==== Dataset records ====
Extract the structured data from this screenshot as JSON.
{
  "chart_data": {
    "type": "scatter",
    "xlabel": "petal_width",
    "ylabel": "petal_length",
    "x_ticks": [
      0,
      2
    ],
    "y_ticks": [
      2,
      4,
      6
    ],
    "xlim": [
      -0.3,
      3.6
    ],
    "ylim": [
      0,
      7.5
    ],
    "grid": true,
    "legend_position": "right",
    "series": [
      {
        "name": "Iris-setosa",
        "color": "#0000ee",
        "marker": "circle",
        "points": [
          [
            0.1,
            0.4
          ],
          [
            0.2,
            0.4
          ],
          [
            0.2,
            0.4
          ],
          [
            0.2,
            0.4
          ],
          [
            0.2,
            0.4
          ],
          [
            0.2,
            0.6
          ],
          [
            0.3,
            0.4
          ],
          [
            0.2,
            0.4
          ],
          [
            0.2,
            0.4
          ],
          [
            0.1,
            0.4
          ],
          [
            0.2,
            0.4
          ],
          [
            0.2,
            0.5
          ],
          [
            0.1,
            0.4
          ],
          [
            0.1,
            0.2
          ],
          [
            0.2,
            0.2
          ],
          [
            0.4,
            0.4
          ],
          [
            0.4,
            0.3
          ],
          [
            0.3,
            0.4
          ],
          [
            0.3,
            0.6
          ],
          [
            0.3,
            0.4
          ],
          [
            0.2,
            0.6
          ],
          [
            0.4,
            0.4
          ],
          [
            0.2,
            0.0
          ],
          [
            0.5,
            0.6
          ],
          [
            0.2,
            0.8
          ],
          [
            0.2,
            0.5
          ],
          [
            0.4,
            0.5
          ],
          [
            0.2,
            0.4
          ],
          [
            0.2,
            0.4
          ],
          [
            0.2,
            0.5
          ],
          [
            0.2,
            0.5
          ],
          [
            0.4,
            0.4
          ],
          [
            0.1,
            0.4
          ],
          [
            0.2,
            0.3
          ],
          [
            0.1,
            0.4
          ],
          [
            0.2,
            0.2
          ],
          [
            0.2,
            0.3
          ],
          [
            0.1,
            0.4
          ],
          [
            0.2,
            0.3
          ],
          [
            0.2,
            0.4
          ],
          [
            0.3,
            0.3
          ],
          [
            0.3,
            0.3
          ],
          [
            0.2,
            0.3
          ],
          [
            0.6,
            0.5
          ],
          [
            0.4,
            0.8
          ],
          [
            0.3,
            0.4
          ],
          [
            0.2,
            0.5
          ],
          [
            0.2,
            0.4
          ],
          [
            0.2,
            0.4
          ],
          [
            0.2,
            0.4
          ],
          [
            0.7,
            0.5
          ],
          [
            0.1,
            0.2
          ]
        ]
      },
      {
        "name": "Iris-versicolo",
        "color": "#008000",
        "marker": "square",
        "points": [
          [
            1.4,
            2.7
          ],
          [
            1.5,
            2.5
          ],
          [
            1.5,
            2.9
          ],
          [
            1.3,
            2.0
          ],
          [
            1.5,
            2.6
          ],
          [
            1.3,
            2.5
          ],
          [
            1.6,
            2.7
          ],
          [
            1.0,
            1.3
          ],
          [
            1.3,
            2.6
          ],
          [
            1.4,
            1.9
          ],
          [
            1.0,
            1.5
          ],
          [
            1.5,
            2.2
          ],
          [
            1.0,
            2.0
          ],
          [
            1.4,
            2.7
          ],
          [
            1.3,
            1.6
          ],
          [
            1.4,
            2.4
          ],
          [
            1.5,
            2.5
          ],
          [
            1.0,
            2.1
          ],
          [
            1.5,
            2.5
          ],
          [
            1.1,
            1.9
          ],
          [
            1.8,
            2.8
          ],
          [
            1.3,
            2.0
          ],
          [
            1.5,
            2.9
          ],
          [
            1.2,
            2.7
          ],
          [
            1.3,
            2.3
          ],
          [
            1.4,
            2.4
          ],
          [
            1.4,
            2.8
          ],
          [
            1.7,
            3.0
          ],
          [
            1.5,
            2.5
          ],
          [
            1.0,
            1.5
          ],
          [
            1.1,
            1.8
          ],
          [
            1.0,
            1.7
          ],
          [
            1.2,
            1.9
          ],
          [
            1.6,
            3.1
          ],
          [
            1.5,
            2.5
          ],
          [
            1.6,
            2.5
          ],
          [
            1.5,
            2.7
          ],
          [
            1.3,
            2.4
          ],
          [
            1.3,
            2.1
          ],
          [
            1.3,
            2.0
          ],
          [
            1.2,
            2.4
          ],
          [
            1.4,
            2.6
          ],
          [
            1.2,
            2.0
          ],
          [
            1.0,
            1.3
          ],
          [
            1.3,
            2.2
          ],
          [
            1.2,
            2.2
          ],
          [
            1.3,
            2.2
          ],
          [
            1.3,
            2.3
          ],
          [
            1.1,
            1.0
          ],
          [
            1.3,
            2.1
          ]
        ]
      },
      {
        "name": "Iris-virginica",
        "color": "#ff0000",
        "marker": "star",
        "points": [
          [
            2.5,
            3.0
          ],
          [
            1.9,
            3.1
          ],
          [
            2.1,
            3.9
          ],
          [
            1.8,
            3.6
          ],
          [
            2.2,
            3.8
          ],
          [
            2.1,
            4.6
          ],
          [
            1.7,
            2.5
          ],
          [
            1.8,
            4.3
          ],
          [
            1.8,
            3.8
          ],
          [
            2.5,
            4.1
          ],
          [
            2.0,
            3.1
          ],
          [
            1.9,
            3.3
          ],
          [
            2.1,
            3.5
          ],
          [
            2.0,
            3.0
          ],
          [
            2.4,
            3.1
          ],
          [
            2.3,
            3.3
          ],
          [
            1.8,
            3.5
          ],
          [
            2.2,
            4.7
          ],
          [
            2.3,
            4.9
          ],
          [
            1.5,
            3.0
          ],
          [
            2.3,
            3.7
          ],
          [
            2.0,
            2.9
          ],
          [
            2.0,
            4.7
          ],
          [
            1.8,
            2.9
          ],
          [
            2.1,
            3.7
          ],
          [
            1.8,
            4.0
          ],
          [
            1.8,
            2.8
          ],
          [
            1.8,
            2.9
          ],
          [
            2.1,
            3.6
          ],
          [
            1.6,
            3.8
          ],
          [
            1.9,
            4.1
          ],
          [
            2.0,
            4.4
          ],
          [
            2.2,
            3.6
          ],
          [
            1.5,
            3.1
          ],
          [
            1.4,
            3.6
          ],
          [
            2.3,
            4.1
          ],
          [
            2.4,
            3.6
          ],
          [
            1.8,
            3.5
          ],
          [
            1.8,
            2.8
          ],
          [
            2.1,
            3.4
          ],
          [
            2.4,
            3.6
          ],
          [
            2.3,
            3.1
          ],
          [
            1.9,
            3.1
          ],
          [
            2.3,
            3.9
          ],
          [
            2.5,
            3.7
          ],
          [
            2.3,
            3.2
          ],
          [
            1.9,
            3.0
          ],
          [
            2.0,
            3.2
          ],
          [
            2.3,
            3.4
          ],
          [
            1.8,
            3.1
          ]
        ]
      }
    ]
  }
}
====
Every record above should be copied exactly.

Extract the structured data from this screenshot as JSON.
{
  "chart_data": {
    "type": "scatter",
    "xlabel": "petal_width",
    "ylabel": "petal_length",
    "x_ticks": [
      0,
      2
    ],
    "y_ticks": [
      2,
      4,
      6
    ],
    "xlim": [
      -0.3,
      3.6
    ],
    "ylim": [
      0,
      7.5
    ],
    "grid": true,
    "legend_position": "right",
    "series": [
      {
        "name": "Iris-setosa",
        "color": "#0000ee",
        "marker": "circle",
        "points": [
          [
            0.1,
            0.4
          ],
          [
            0.2,
            0.4
          ],
          [
            0.2,
            0.4
          ],
          [
            0.2,
            0.4
          ],
          [
            0.2,
            0.4
          ],
          [
            0.2,
            0.6
          ],
          [
            0.3,
            0.4
          ],
          [
            0.2,
            0.4
          ],
          [
            0.2,
            0.4
          ],
          [
            0.1,
            0.4
          ],
          [
            0.2,
            0.4
          ],
          [
            0.2,
            0.5
          ],
          [
            0.1,
            0.4
          ],
          [
            0.1,
            0.2
          ],
          [
            0.2,
            0.2
          ],
          [
            0.4,
            0.4
          ],
          [
            0.4,
            0.3
          ],
          [
            0.3,
            0.4
          ],
          [
            0.3,
            0.6
          ],
          [
            0.3,
            0.4
          ],
          [
            0.2,
            0.6
          ],
          [
            0.4,
            0.4
          ],
          [
            0.2,
            0.0
          ],
          [
            0.5,
            0.6
          ],
          [
            0.2,
            0.8
          ],
          [
            0.2,
            0.5
          ],
          [
            0.4,
            0.5
          ],
          [
            0.2,
            0.4
          ],
          [
            0.2,
            0.4
          ],
          [
            0.2,
            0.5
          ],
          [
            0.2,
            0.5
          ],
          [
            0.4,
            0.4
          ],
          [
            0.1,
            0.4
          ],
          [
            0.2,
            0.3
          ],
          [
            0.1,
            0.4
          ],
          [
            0.2,
            0.2
          ],
          [
            0.2,
            0.3
          ],
          [
            0.1,
            0.4
          ],
          [
            0.2,
            0.3
          ],
          [
            0.2,
            0.4
          ],
          [
            0.3,
            0.3
          ],
          [
            0.3,
            0.3
          ],
          [
            0.2,
            0.3
          ],
          [
            0.6,
            0.5
          ],
          [
            0.4,
            0.8
          ],
          [
            0.3,
            0.4
          ],
          [
            0.2,
            0.5
          ],
          [
            0.2,
            0.4
          ],
          [
            0.2,
            0.4
          ],
          [
            0.2,
            0.4
          ],
          [
            0.7,
            0.5
          ],
          [
            0.1,
            0.2
          ]
        ]
      },
      {
        "name": "Iris-versicolo",
        "color": "#008000",
        "marker": "square",
        "points": [
          [
            1.4,
            2.7
          ],
          [
            1.5,
            2.5
          ],
          [
            1.5,
            2.9
          ],
          [
            1.3,
            2.0
          ],
          [
            1.5,
            2.6
          ],
          [
            1.3,
            2.5
          ],
          [
            1.6,
            2.7
          ],
          [
            1.0,
            1.3
          ],
          [
            1.3,
            2.6
          ],
          [
            1.4,
            1.9
          ],
          [
            1.0,
            1.5
          ],
          [
            1.5,
            2.2
          ],
          [
            1.0,
            2.0
          ],
          [
            1.4,
            2.7
          ],
          [
            1.3,
            1.6
          ],
          [
            1.4,
            2.4
          ],
          [
            1.5,
            2.5
          ],
          [
            1.0,
            2.1
          ],
          [
            1.5,
            2.5
          ],
          [
            1.1,
            1.9
          ],
          [
            1.8,
            2.8
          ],
          [
            1.3,
            2.0
          ],
          [
            1.5,
            2.9
          ],
          [
            1.2,
            2.7
          ],
          [
            1.3,
            2.3
          ],
          [
            1.4,
            2.4
          ],
          [
            1.4,
            2.8
          ],
          [
            1.7,
            3.0
          ],
          [
            1.5,
            2.5
          ],
          [
            1.0,
            1.5
          ],
          [
            1.1,
            1.8
          ],
          [
            1.0,
            1.7
          ],
          [
            1.2,
            1.9
          ],
          [
            1.6,
            3.1
          ],
          [
            1.5,
            2.5
          ],
          [
            1.6,
            2.5
          ],
          [
            1.5,
            2.7
          ],
          [
            1.3,
            2.4
          ],
          [
            1.3,
            2.1
          ],
          [
            1.3,
            2.0
          ],
          [
            1.2,
            2.4
          ],
          [
            1.4,
            2.6
          ],
          [
            1.2,
            2.0
          ],
          [
            1.0,
            1.3
          ],
          [
            1.3,
            2.2
          ],
          [
            1.2,
            2.2
          ],
          [
            1.3,
            2.2
          ],
          [
            1.3,
            2.3
          ],
          [
            1.1,
            1.0
          ],
          [
            1.3,
            2.1
          ]
        ]
      },
      {
        "name": "Iris-virginica",
        "color": "#ff0000",
        "marker": "star",
        "points": [
          [
            2.5,
            3.0
          ],
          [
            1.9,
            3.1
          ],
          [
            2.1,
            3.9
          ],
          [
            1.8,
            3.6
          ],
          [
            2.2,
            3.8
          ],
          [
            2.1,
            4.6
          ],
          [
            1.7,
            2.5
          ],
          [
            1.8,
            4.3
          ],
          [
            1.8,
            3.8
          ],
          [
            2.5,
            4.1
          ],
          [
            2.0,
            3.1
          ],
          [
            1.9,
            3.3
          ],
          [
            2.1,
            3.5
          ],
          [
            2.0,
            3.0
          ],
          [
            2.4,
            3.1
          ],
          [
            2.3,
            3.3
          ],
          [
            1.8,
            3.5
          ],
          [
            2.2,
            4.7
          ],
          [
            2.3,
            4.9
          ],
          [
            1.5,
            3.0
          ],
          [
            2.3,
            3.7
          ],
          [
            2.0,
            2.9
          ],
          [
            2.0,
            4.7
          ],
          [
            1.8,
            2.9
          ],
          [
            2.1,
            3.7
          ],
          [
            1.8,
            4.0
          ],
          [
            1.8,
            2.8
          ],
          [
            1.8,
            2.9
          ],
          [
            2.1,
            3.6
          ],
          [
            1.6,
            3.8
          ],
          [
            1.9,
            4.1
          ],
          [
            2.0,
            4.4
          ],
          [
            2.2,
            3.6
          ],
          [
            1.5,
            3.1
          ],
          [
            1.4,
            3.6
          ],
          [
            2.3,
            4.1
          ],
          [
            2.4,
            3.6
          ],
          [
            1.8,
            3.5
          ],
          [
            1.8,
            2.8
          ],
          [
            2.1,
            3.4
          ],
          [
            2.4,
            3.6
          ],
          [
            2.3,
            3.1
          ],
          [
            1.9,
            3.1
          ],
          [
            2.3,
            3.9
          ],
          [
            2.5,
            3.7
          ],
          [
            2.3,
            3.2
          ],
          [
            1.9,
            3.0
          ],
          [
            2.0,
            3.2
          ],
          [
            2.3,
            3.4
          ],
          [
            1.8,
            3.1
          ]
        ]
      }
    ]
  }
}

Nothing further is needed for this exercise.